Exercise ▸
Collect every line below that contains the word "ALFRED".
** start of Data to use **
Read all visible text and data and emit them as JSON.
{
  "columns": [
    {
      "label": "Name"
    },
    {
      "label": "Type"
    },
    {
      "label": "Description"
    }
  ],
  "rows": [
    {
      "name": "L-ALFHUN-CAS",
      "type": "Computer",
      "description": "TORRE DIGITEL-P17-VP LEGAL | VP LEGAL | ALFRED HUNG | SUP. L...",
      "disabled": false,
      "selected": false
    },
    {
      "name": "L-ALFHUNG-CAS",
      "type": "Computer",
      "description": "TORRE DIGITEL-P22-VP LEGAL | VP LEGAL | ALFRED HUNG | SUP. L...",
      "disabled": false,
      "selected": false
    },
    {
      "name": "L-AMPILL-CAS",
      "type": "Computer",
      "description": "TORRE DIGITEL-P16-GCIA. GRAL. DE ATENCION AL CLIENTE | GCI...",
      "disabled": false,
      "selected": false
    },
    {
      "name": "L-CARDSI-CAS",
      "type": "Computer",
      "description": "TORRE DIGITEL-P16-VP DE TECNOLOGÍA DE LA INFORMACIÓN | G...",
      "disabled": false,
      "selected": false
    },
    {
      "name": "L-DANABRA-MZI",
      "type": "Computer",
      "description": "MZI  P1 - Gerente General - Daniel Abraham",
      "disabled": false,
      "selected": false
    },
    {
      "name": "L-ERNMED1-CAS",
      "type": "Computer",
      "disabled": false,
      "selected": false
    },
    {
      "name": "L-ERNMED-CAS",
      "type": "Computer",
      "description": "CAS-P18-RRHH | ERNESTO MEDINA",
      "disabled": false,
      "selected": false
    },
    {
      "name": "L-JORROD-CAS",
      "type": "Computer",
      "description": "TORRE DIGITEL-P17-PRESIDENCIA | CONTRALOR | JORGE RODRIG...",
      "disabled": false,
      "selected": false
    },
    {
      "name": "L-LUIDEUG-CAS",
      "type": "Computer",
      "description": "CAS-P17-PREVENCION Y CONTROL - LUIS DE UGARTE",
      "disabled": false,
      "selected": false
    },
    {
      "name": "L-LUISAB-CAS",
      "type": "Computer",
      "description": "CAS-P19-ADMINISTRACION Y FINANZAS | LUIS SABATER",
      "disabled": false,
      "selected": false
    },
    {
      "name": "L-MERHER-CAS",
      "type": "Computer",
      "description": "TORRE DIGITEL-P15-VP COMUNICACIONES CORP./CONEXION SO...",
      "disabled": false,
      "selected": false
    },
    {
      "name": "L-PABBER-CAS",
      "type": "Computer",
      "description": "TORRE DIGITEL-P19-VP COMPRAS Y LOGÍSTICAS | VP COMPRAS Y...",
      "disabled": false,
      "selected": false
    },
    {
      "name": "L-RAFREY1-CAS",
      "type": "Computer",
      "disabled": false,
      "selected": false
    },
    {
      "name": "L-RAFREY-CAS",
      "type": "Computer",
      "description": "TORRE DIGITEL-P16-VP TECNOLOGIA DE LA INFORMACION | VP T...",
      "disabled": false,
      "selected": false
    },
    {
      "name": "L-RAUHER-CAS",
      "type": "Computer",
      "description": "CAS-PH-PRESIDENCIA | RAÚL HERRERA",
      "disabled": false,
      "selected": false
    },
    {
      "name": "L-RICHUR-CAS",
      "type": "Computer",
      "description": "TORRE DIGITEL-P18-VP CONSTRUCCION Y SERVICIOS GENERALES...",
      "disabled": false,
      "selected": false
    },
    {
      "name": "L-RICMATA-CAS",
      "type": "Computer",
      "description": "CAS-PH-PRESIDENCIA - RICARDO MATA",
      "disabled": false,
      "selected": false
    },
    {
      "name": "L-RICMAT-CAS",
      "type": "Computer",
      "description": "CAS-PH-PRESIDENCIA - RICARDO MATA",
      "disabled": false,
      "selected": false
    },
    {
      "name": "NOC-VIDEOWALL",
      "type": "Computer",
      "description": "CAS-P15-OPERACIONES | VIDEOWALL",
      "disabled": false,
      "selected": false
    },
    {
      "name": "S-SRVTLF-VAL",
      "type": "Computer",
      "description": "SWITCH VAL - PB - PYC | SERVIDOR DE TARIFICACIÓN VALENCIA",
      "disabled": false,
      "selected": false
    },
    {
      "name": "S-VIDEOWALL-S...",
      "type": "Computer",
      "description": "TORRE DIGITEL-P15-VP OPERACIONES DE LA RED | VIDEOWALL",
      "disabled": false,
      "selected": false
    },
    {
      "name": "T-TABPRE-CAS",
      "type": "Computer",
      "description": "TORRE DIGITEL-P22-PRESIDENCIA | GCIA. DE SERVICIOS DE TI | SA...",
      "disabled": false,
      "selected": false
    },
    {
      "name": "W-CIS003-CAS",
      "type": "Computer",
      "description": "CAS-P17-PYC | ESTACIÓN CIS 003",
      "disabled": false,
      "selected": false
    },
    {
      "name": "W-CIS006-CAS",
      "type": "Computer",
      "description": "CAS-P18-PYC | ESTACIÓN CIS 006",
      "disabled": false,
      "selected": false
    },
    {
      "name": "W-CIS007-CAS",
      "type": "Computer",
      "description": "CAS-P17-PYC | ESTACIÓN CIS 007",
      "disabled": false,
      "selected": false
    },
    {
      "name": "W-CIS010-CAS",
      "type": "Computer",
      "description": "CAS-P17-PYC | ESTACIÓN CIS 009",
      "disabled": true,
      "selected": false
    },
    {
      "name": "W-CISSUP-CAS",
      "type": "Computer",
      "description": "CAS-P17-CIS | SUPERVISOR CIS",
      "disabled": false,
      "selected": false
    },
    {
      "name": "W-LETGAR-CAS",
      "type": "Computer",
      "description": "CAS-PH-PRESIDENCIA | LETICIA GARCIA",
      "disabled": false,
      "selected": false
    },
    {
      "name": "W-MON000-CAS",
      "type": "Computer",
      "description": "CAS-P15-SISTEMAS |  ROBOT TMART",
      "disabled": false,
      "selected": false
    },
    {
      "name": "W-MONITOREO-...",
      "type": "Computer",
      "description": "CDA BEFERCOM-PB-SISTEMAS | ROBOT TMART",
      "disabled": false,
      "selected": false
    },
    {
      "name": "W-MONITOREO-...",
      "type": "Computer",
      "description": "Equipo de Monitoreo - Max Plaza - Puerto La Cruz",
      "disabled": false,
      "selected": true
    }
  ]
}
** end of Data to use **
Solution for this task ▸
      "description": "TORRE DIGITEL-P17-VP LEGAL | VP LEGAL | ALFRED HUNG | SUP. L...",
      "description": "TORRE DIGITEL-P22-VP LEGAL | VP LEGAL | ALFRED HUNG | SUP. L...",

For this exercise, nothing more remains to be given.